(Dataset rows about figures)
········

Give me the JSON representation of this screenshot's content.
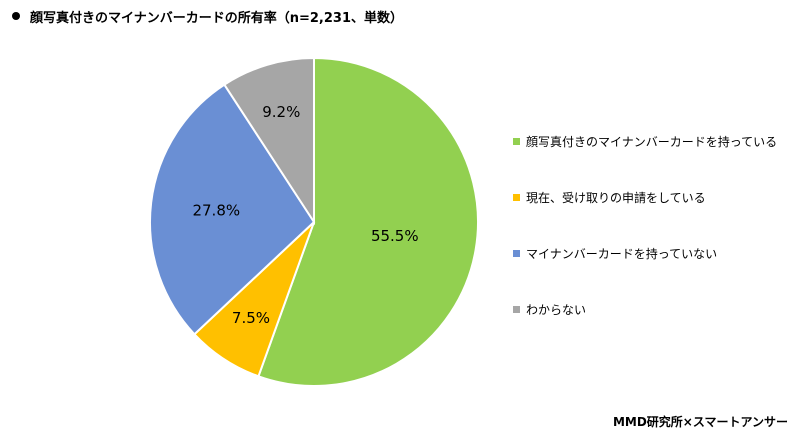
{
  "chart_data": {
    "type": "pie",
    "title": "顔写真付きのマイナンバーカードの所有率（n=2,231、単数）",
    "categories": [
      "顔写真付きのマイナンバーカードを持っている",
      "現在、受け取りの申請をしている",
      "マイナンバーカードを持っていない",
      "わからない"
    ],
    "values": [
      55.5,
      7.5,
      27.8,
      9.2
    ],
    "value_labels": [
      "55.5%",
      "7.5%",
      "27.8%",
      "9.2%"
    ],
    "colors": [
      "#92d050",
      "#ffc000",
      "#6a8fd4",
      "#a6a6a6"
    ],
    "legend": "right"
  },
  "source": "MMD研究所×スマートアンサー"
}
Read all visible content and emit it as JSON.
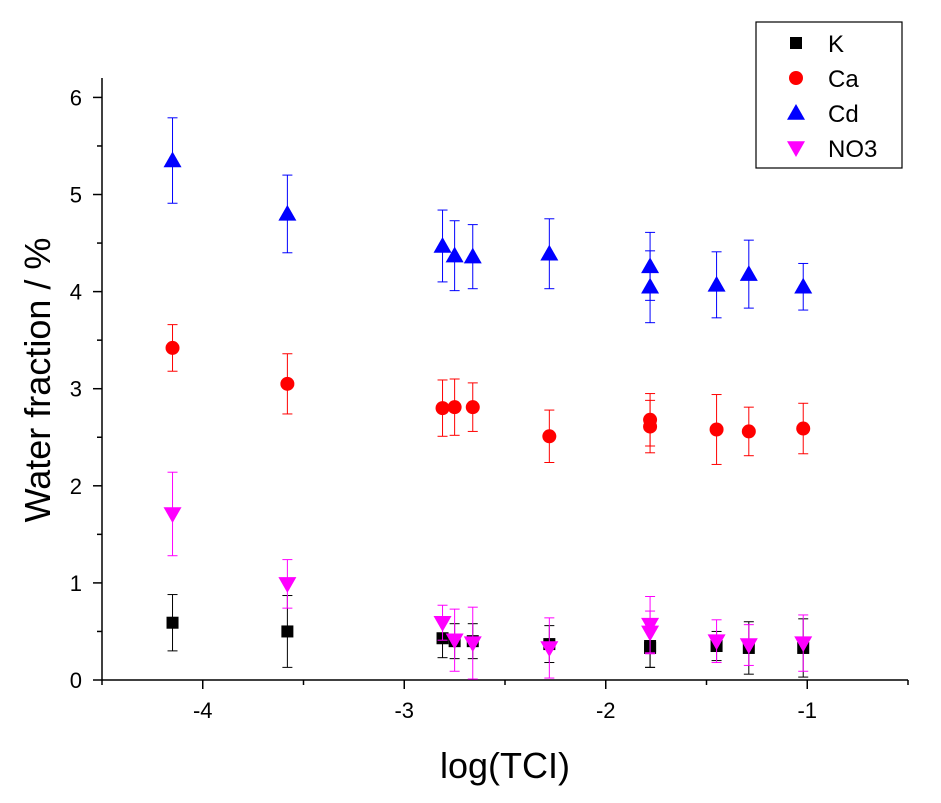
{
  "chart_data": {
    "type": "scatter",
    "title": "",
    "xlabel": "log(TCI)",
    "ylabel": "Water fraction / %",
    "xlim": [
      -4.5,
      -0.5
    ],
    "ylim": [
      0,
      6.2
    ],
    "xticks": [
      -4,
      -3,
      -2,
      -1
    ],
    "xtick_labels": [
      "-4",
      "-3",
      "-2",
      "-1"
    ],
    "yticks": [
      0,
      1,
      2,
      3,
      4,
      5,
      6
    ],
    "ytick_labels": [
      "0",
      "1",
      "2",
      "3",
      "4",
      "5",
      "6"
    ],
    "grid": false,
    "legend_position": "top-right",
    "x": [
      -4.15,
      -3.58,
      -2.81,
      -2.75,
      -2.66,
      -2.28,
      -1.78,
      -1.78,
      -1.45,
      -1.29,
      -1.02
    ],
    "series": [
      {
        "name": "K",
        "marker": "square",
        "color": "#000000",
        "values": [
          0.59,
          0.5,
          0.43,
          0.4,
          0.4,
          0.37,
          0.35,
          0.33,
          0.35,
          0.33,
          0.33
        ],
        "errors": [
          0.29,
          0.37,
          0.2,
          0.18,
          0.18,
          0.19,
          0.22,
          0.2,
          0.15,
          0.27,
          0.3
        ]
      },
      {
        "name": "Ca",
        "marker": "circle",
        "color": "#ff0000",
        "values": [
          3.42,
          3.05,
          2.8,
          2.81,
          2.81,
          2.51,
          2.68,
          2.61,
          2.58,
          2.56,
          2.59
        ],
        "errors": [
          0.24,
          0.31,
          0.29,
          0.29,
          0.25,
          0.27,
          0.27,
          0.27,
          0.36,
          0.25,
          0.26
        ]
      },
      {
        "name": "Cd",
        "marker": "triangle-up",
        "color": "#0000ff",
        "values": [
          5.35,
          4.8,
          4.47,
          4.37,
          4.36,
          4.39,
          4.26,
          4.05,
          4.07,
          4.18,
          4.05
        ],
        "errors": [
          0.44,
          0.4,
          0.37,
          0.36,
          0.33,
          0.36,
          0.35,
          0.37,
          0.34,
          0.35,
          0.24
        ]
      },
      {
        "name": "NO3",
        "marker": "triangle-down",
        "color": "#ff00ff",
        "values": [
          1.71,
          0.99,
          0.59,
          0.41,
          0.38,
          0.33,
          0.57,
          0.49,
          0.4,
          0.36,
          0.38
        ],
        "errors": [
          0.43,
          0.25,
          0.18,
          0.32,
          0.37,
          0.31,
          0.29,
          0.22,
          0.22,
          0.21,
          0.29
        ]
      }
    ]
  }
}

········

■ **WHAT YOU HAVE TO DO**: Strip out the images, then output the records above word for word.

■ **ANSWER**:
Give me the JSON representation of this screenshot's content.
{
  "chart_data": {
    "type": "pie",
    "title": "顔写真付きのマイナンバーカードの所有率（n=2,231、単数）",
    "categories": [
      "顔写真付きのマイナンバーカードを持っている",
      "現在、受け取りの申請をしている",
      "マイナンバーカードを持っていない",
      "わからない"
    ],
    "values": [
      55.5,
      7.5,
      27.8,
      9.2
    ],
    "value_labels": [
      "55.5%",
      "7.5%",
      "27.8%",
      "9.2%"
    ],
    "colors": [
      "#92d050",
      "#ffc000",
      "#6a8fd4",
      "#a6a6a6"
    ],
    "legend": "right"
  },
  "source": "MMD研究所×スマートアンサー"
}
Read all visible content and emit it as JSON.
{
  "chart_data": {
    "type": "scatter",
    "title": "",
    "xlabel": "log(TCI)",
    "ylabel": "Water fraction / %",
    "xlim": [
      -4.5,
      -0.5
    ],
    "ylim": [
      0,
      6.2
    ],
    "xticks": [
      -4,
      -3,
      -2,
      -1
    ],
    "xtick_labels": [
      "-4",
      "-3",
      "-2",
      "-1"
    ],
    "yticks": [
      0,
      1,
      2,
      3,
      4,
      5,
      6
    ],
    "ytick_labels": [
      "0",
      "1",
      "2",
      "3",
      "4",
      "5",
      "6"
    ],
    "grid": false,
    "legend_position": "top-right",
    "x": [
      -4.15,
      -3.58,
      -2.81,
      -2.75,
      -2.66,
      -2.28,
      -1.78,
      -1.78,
      -1.45,
      -1.29,
      -1.02
    ],
    "series": [
      {
        "name": "K",
        "marker": "square",
        "color": "#000000",
        "values": [
          0.59,
          0.5,
          0.43,
          0.4,
          0.4,
          0.37,
          0.35,
          0.33,
          0.35,
          0.33,
          0.33
        ],
        "errors": [
          0.29,
          0.37,
          0.2,
          0.18,
          0.18,
          0.19,
          0.22,
          0.2,
          0.15,
          0.27,
          0.3
        ]
      },
      {
        "name": "Ca",
        "marker": "circle",
        "color": "#ff0000",
        "values": [
          3.42,
          3.05,
          2.8,
          2.81,
          2.81,
          2.51,
          2.68,
          2.61,
          2.58,
          2.56,
          2.59
        ],
        "errors": [
          0.24,
          0.31,
          0.29,
          0.29,
          0.25,
          0.27,
          0.27,
          0.27,
          0.36,
          0.25,
          0.26
        ]
      },
      {
        "name": "Cd",
        "marker": "triangle-up",
        "color": "#0000ff",
        "values": [
          5.35,
          4.8,
          4.47,
          4.37,
          4.36,
          4.39,
          4.26,
          4.05,
          4.07,
          4.18,
          4.05
        ],
        "errors": [
          0.44,
          0.4,
          0.37,
          0.36,
          0.33,
          0.36,
          0.35,
          0.37,
          0.34,
          0.35,
          0.24
        ]
      },
      {
        "name": "NO3",
        "marker": "triangle-down",
        "color": "#ff00ff",
        "values": [
          1.71,
          0.99,
          0.59,
          0.41,
          0.38,
          0.33,
          0.57,
          0.49,
          0.4,
          0.36,
          0.38
        ],
        "errors": [
          0.43,
          0.25,
          0.18,
          0.32,
          0.37,
          0.31,
          0.29,
          0.22,
          0.22,
          0.21,
          0.29
        ]
      }
    ]
  }
}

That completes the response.